*GIVEN TEXT*:
= Itai-itai disease =

Japanese epidemic of cadmium poisoning

Itai-itai disease (イタイイタイ病, itai-itai byō) was the name given to the mass cadmium poisoning of Toyama Prefecture, Japan, starting around 1912. The term "itai-itai disease" was coined by locals for the severe pains (Japanese: 痛い itai) people with the condition felt in the spine and joints. Cadmium (Cd) poisoning can also cause softening of the bones and kidney failure. Effective treatments involve the use of chelators to promote urinary excretion of Cd. The cadmium was released into rivers by mining companies in the mountains, which were successfully sued for the damage. Remediation efforts in the affected region have been ongoing since 1972 and were mostly complete as of 2012. Monetary costs of the cleanup have been paid for in part by Japan's national government, Mitsui Mining, and the Gifu and Toyama prefectural governments. Itai-itai disease is known as one of the Four Big Pollution Diseases of Japan.

== Etymology ==
The term itai-itai disease (in Japanese イタイイタイ病 itai-itai byō, "it hurts-it hurts disease" or "ouch-ouch disease") was coined by the affected locals for the severe pains that people with itai-itai disease felt in the spine and joints. In Japanese 痛い itai is used as an adjective meaning "painful" or as an interjection equivalent to "ouch".

== Causes ==
Itai-itai disease was caused by cadmium poisoning due to mining in Toyama Prefecture. Regular mining for silver started in 1589, and soon thereafter, mining for lead, copper, and zinc began. The earliest records of mining for gold in the area date back to 1710. Cadmium is a metal byproduct of mining that is toxic to most organisms.

Animal studies have shown that cadmium poisoning alone is not enough to elicit all of the symptoms of itai-itai disease. These studies point to damage of the mitochondria of kidney cells by cadmium as a key factor of the disease.

*DATA EXCERPTS*:
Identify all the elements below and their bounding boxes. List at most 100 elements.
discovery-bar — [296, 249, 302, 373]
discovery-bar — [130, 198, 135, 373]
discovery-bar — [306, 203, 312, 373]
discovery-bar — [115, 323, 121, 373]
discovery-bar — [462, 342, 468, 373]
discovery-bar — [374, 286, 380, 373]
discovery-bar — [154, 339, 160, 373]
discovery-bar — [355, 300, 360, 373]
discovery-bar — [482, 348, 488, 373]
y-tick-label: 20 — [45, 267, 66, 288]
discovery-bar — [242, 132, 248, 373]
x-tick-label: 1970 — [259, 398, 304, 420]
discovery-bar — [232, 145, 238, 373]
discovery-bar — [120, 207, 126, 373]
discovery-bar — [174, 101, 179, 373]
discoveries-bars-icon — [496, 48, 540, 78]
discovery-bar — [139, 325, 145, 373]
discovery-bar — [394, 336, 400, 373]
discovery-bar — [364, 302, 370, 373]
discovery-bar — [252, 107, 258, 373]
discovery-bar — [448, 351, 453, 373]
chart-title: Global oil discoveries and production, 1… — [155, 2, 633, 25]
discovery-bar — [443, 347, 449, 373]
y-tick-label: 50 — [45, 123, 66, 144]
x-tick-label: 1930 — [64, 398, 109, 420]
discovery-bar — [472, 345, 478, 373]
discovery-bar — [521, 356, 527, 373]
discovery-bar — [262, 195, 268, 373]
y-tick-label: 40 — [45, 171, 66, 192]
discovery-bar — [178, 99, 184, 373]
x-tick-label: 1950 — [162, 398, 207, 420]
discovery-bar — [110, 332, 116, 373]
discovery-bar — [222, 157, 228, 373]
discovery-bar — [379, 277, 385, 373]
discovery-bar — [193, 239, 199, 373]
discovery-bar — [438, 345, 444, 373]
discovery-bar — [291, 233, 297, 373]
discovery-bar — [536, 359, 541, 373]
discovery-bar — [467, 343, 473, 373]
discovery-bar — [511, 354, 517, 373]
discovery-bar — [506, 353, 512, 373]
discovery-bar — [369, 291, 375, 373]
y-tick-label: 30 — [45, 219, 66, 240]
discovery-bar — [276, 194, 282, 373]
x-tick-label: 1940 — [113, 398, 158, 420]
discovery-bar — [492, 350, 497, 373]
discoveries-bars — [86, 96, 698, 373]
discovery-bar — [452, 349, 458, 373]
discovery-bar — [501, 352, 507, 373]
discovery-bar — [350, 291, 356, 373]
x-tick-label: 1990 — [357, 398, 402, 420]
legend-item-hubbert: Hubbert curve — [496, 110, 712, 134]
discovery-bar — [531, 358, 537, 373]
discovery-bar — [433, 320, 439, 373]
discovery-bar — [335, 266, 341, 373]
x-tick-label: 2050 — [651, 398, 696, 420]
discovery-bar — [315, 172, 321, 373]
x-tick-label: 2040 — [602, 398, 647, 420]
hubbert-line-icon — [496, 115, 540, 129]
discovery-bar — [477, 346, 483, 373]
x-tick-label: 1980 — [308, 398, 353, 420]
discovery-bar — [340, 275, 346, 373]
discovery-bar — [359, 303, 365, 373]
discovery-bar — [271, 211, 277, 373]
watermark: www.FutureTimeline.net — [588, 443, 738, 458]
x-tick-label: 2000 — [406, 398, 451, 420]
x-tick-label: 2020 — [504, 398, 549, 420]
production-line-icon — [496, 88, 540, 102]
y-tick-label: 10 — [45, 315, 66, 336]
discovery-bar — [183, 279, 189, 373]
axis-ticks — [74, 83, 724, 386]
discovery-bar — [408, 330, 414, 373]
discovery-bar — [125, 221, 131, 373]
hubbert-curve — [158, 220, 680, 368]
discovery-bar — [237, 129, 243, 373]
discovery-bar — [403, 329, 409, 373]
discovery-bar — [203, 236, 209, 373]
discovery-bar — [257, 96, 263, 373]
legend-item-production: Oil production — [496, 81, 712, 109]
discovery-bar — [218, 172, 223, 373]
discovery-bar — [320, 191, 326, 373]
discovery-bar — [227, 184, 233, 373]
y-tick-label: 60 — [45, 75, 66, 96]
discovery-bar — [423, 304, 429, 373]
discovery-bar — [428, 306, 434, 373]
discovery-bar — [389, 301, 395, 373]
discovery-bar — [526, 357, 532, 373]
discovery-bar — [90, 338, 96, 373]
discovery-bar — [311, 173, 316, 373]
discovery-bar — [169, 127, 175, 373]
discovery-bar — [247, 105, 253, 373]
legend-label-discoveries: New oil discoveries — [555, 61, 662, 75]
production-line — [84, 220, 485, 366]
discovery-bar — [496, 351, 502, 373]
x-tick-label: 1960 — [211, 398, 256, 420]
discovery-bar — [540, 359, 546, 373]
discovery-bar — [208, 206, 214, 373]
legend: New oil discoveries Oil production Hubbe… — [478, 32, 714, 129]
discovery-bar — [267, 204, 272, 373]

*WORK ITEM A*: In the itai-itai disease article, what year did regular mining for silver begin in Toyama Prefecture?
*WORK ITEM B*: Write out the stretch of the itai-itai disease article from "Animal studies have" through "of the disease.".
*WORK ITEM C*: Continue the itai-itai disease article past its final sentence.
The records come from a different source than the article on itai-itai disease.

*WRITTEN REPLY A*: 1589

*WRITTEN REPLY B*:
Animal studies have shown that cadmium poisoning alone is not enough to elicit all of the symptoms of itai-itai disease. These studies point to damage of the mitochondria of kidney cells by cadmium as a key factor of the disease.

*WRITTEN REPLY C*:
== History ==
Increased demand for raw materials during the Russo-Japanese War and World War I, as well as new mining technologies from Europe, increased the output of the mines, putting the Kamioka Mines in Toyama among the world's top mines. Production increased even more before World War II. Starting in 1910 and continuing through 1945, cadmium was released in significant quantities by mining operations, and the disease first appeared around 1912.

In the 1920s, levels of contaminated tailing waste increased after the creation of new froth flotation processes that boosted zinc production. Fine powdered mineral particles formed in the frothing process escaped and drifted downriver. These particles were subsequently oxidized into ions that were absorbed by aquatic plants, rice crops, fish, and subsequently, humans. Sphalerite, the main zinc containing ore in Komioka, is almost always coupled with greenockite, the only major cadmium-containing mineral in the world. Because of this, cadmium is a regular by-product of the zinc ore mining process. Up until 1948, cadmium was discarded as waste into the Jinzū River due to it being of no industrial value, exacerbating the levels of the element's release into the waterbody.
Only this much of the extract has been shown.